_Exercise aim_
From the records below, copy every line that contains the word "this".

Stored records:
* begin *
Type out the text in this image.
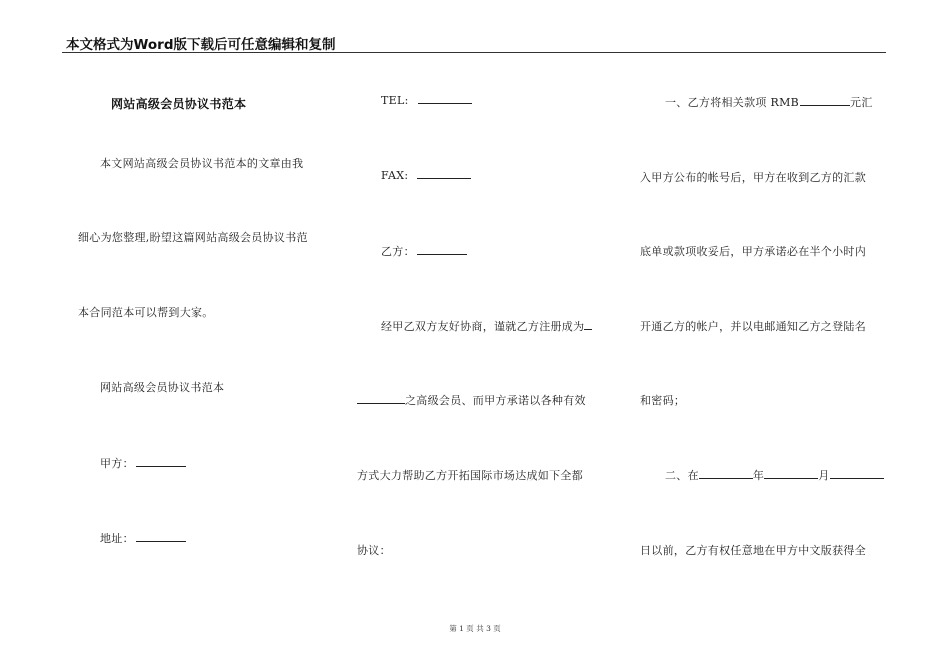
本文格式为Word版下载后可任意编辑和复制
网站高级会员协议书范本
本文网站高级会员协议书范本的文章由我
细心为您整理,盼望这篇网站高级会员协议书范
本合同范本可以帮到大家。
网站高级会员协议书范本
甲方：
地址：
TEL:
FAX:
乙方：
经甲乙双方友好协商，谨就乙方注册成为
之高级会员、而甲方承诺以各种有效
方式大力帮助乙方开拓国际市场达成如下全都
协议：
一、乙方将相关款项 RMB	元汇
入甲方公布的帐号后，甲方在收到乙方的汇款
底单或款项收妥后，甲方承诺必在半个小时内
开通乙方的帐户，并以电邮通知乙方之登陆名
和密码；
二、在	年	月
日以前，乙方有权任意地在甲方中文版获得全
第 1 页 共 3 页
* end *
* begin *
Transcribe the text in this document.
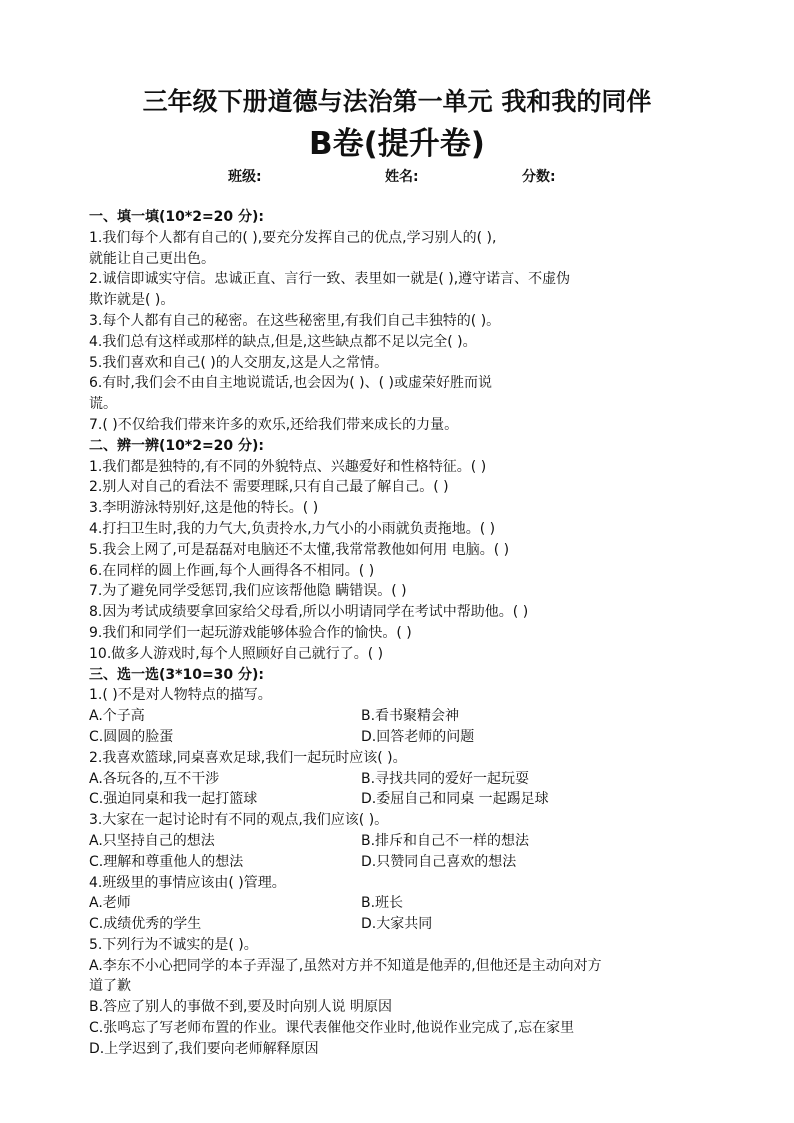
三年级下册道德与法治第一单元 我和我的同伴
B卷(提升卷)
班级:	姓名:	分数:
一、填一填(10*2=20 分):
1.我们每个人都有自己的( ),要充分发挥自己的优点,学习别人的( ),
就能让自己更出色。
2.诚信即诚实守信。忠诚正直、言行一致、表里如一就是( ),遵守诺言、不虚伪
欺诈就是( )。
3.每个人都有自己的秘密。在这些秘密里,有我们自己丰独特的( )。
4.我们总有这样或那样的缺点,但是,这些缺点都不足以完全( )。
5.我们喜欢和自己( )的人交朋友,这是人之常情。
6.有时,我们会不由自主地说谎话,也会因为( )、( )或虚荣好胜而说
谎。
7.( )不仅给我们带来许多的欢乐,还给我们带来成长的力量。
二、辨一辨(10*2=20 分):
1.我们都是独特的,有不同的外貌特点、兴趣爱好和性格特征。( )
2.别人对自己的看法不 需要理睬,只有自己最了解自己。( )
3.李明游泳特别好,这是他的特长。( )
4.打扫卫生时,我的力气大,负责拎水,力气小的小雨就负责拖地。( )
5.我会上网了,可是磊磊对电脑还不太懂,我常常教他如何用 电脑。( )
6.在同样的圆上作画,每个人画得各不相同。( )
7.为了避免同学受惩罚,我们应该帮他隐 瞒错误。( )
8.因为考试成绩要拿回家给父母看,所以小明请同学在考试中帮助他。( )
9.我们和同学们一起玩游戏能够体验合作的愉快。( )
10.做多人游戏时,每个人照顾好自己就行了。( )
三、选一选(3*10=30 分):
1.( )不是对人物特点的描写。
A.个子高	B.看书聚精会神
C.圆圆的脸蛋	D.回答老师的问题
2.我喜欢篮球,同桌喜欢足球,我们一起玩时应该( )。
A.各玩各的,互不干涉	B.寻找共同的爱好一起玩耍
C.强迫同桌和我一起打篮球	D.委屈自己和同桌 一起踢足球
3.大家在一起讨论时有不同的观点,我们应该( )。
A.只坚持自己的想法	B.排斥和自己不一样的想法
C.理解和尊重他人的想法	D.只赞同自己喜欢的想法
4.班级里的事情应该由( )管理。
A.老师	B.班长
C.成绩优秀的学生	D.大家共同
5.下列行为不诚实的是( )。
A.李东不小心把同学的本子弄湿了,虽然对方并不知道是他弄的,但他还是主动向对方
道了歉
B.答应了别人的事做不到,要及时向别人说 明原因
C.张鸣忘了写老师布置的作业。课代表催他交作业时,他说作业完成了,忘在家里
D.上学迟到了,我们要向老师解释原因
* end *
_Reply_
Type out the text in this image.
Transcribe the text in this document.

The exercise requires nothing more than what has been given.